## PAGE EXCERPT
>> BEGIN

In this context, the Centre for Tax Analysis in Developing Countries (TaxDev), in collaboration with the Tax Policy Unit (TPU) at the Ghanaian Ministry of Finance, has built a microsimulation model of Ghana’s tax system. This model (called GHATAX) uses micro-level data on household incomes and characteristics from the Ghana Living Standard Survey (GLSS) and macro-data based on the structure of Ghana’s economy from Ghana’s Social Accounting Matrix (SAM) in order to estimate the distributional effects of the main elements of Ghana’s direct and indirect tax systems, such as personal income tax (PIT) and value added tax (VAT). 

In this report, we use GHATAX to analyse the distributional effects of Ghana’s tax system as of December 2022, as well as the effects of reforms announced in the 2023 Budget.

>> END

## DIRECTIVE 1
Copy the passage on Ghana's tax microsimulation model word for word, in full.

## MATERIAL TO PROCESS
>> BEGIN

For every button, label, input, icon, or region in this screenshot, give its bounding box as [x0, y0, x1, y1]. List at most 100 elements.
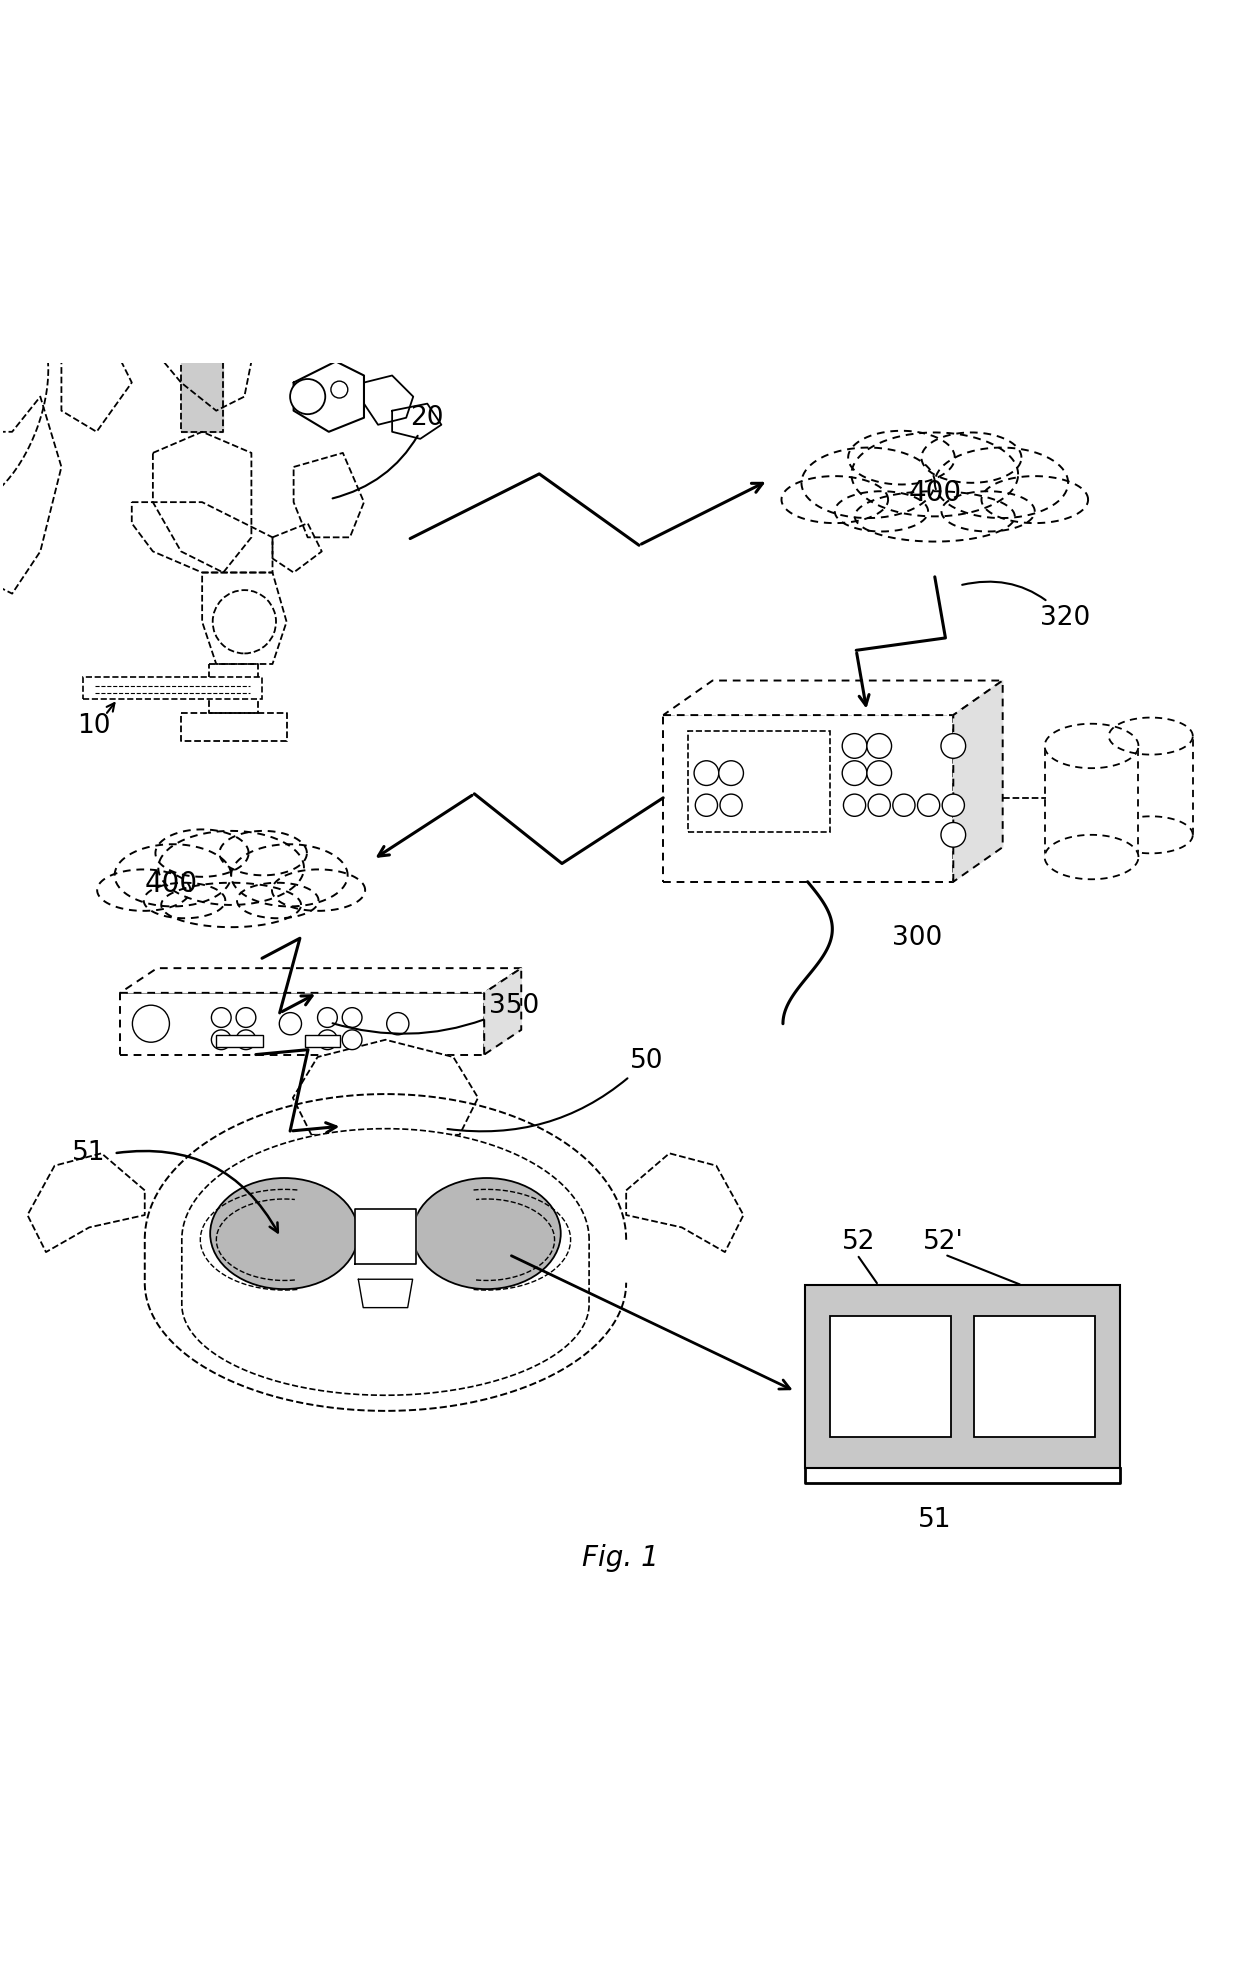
Ellipse shape: [114, 845, 231, 906]
Ellipse shape: [719, 761, 744, 786]
Ellipse shape: [210, 1179, 358, 1288]
Ellipse shape: [0, 316, 48, 504]
Ellipse shape: [941, 822, 966, 847]
Ellipse shape: [835, 490, 928, 531]
Polygon shape: [181, 714, 286, 741]
Ellipse shape: [342, 1030, 362, 1049]
Text: Fig. 1: Fig. 1: [582, 1543, 658, 1573]
Polygon shape: [294, 361, 365, 431]
Text: 51: 51: [72, 1141, 105, 1167]
Ellipse shape: [1109, 816, 1193, 853]
Ellipse shape: [159, 831, 304, 904]
Text: 52': 52': [923, 1228, 963, 1255]
Polygon shape: [131, 277, 252, 410]
Polygon shape: [355, 1208, 417, 1265]
Bar: [305, 1035, 340, 1047]
Bar: [83, 677, 262, 698]
Polygon shape: [153, 431, 252, 573]
Ellipse shape: [192, 253, 269, 329]
Ellipse shape: [144, 882, 226, 918]
Ellipse shape: [219, 831, 306, 875]
Ellipse shape: [331, 380, 347, 398]
Ellipse shape: [848, 431, 955, 484]
Text: 300: 300: [892, 926, 942, 951]
Ellipse shape: [290, 378, 325, 414]
Polygon shape: [273, 524, 321, 573]
Polygon shape: [954, 680, 1003, 882]
Polygon shape: [484, 969, 521, 1055]
Ellipse shape: [854, 490, 1014, 541]
Bar: [120, 992, 484, 1055]
Polygon shape: [27, 1153, 145, 1251]
Polygon shape: [365, 375, 413, 426]
Ellipse shape: [941, 490, 1034, 531]
Polygon shape: [294, 453, 365, 537]
Ellipse shape: [696, 794, 718, 816]
Ellipse shape: [133, 1006, 170, 1041]
Bar: [688, 731, 830, 831]
Ellipse shape: [342, 1008, 362, 1028]
Ellipse shape: [237, 882, 319, 918]
Ellipse shape: [1044, 835, 1138, 879]
Text: 20: 20: [332, 404, 444, 498]
Polygon shape: [626, 1153, 744, 1251]
Polygon shape: [181, 341, 223, 431]
Ellipse shape: [941, 733, 966, 759]
Text: 320: 320: [962, 582, 1090, 631]
Polygon shape: [145, 1094, 626, 1410]
Polygon shape: [62, 341, 131, 431]
Polygon shape: [358, 1279, 413, 1308]
Polygon shape: [293, 1039, 479, 1135]
Bar: [830, 1316, 951, 1437]
Ellipse shape: [317, 1008, 337, 1028]
Ellipse shape: [843, 794, 866, 816]
Polygon shape: [392, 404, 441, 439]
Ellipse shape: [781, 477, 888, 524]
Ellipse shape: [801, 447, 935, 518]
Bar: [805, 1284, 1120, 1469]
Ellipse shape: [1109, 718, 1193, 755]
Text: 51: 51: [918, 1506, 951, 1534]
Ellipse shape: [236, 1008, 255, 1028]
Ellipse shape: [868, 794, 890, 816]
Polygon shape: [182, 1130, 589, 1396]
Bar: [216, 1035, 263, 1047]
Bar: [1109, 735, 1193, 835]
Bar: [973, 1316, 1095, 1437]
Text: 52: 52: [842, 1228, 875, 1255]
Ellipse shape: [211, 1030, 231, 1049]
Polygon shape: [210, 665, 258, 714]
Ellipse shape: [981, 477, 1089, 524]
Ellipse shape: [413, 1179, 560, 1288]
Ellipse shape: [935, 447, 1068, 518]
Text: 350: 350: [332, 994, 539, 1033]
Polygon shape: [0, 326, 62, 594]
Ellipse shape: [942, 794, 965, 816]
Ellipse shape: [867, 733, 892, 759]
Polygon shape: [663, 680, 1003, 716]
Polygon shape: [202, 573, 286, 665]
Ellipse shape: [1044, 724, 1138, 769]
Text: 400: 400: [908, 478, 961, 506]
Text: 400: 400: [145, 871, 198, 898]
Polygon shape: [120, 969, 521, 992]
Ellipse shape: [272, 869, 365, 910]
Ellipse shape: [279, 1012, 301, 1035]
Ellipse shape: [852, 433, 1018, 516]
Ellipse shape: [213, 590, 277, 653]
Text: 50: 50: [448, 1047, 663, 1131]
Polygon shape: [210, 320, 237, 341]
Ellipse shape: [720, 794, 743, 816]
Polygon shape: [131, 502, 273, 573]
Bar: [663, 716, 954, 882]
Ellipse shape: [694, 761, 719, 786]
Ellipse shape: [211, 1008, 231, 1028]
Text: 10: 10: [77, 712, 110, 739]
Ellipse shape: [918, 794, 940, 816]
Ellipse shape: [236, 1030, 255, 1049]
Ellipse shape: [842, 761, 867, 786]
Ellipse shape: [161, 882, 301, 928]
Bar: [1044, 745, 1138, 857]
Ellipse shape: [842, 733, 867, 759]
Ellipse shape: [155, 830, 249, 877]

>> END

## DIRECTIVE 2
Arrange the rows as a numbered list, starting at the row that contains "Ellipse shape: [114, 845, 231, 906]" and stopping after the row that contains "Text: Fig. 1: Fig. 1: [582, 1543, 658, 1573]". Leave out any blank lines.

## FINAL RESULT 1
In this context, the Centre for Tax Analysis in Developing Countries (TaxDev), in collaboration with the Tax Policy Unit (TPU) at the Ghanaian Ministry of Finance, has built a microsimulation model of Ghana’s tax system. This model (called GHATAX) uses micro-level data on household incomes and characteristics from the Ghana Living Standard Survey (GLSS) and macro-data based on the structure of Ghana’s economy from Ghana’s Social Accounting Matrix (SAM) in order to estimate the distributional effects of the main elements of Ghana’s direct and indirect tax systems, such as personal income tax (PIT) and value added tax (VAT). 

In this report, we use GHATAX to analyse the distributional effects of Ghana’s tax system as of December 2022, as well as the effects of reforms announced in the 2023 Budget.

## FINAL RESULT 2
1. Ellipse shape: [114, 845, 231, 906]
2. Ellipse shape: [719, 761, 744, 786]
3. Ellipse shape: [210, 1179, 358, 1288]
4. Ellipse shape: [0, 316, 48, 504]
5. Ellipse shape: [941, 822, 966, 847]
6. Ellipse shape: [835, 490, 928, 531]
7. Polygon shape: [181, 714, 286, 741]
8. Ellipse shape: [342, 1030, 362, 1049]
9. Text: Fig. 1: Fig. 1: [582, 1543, 658, 1573]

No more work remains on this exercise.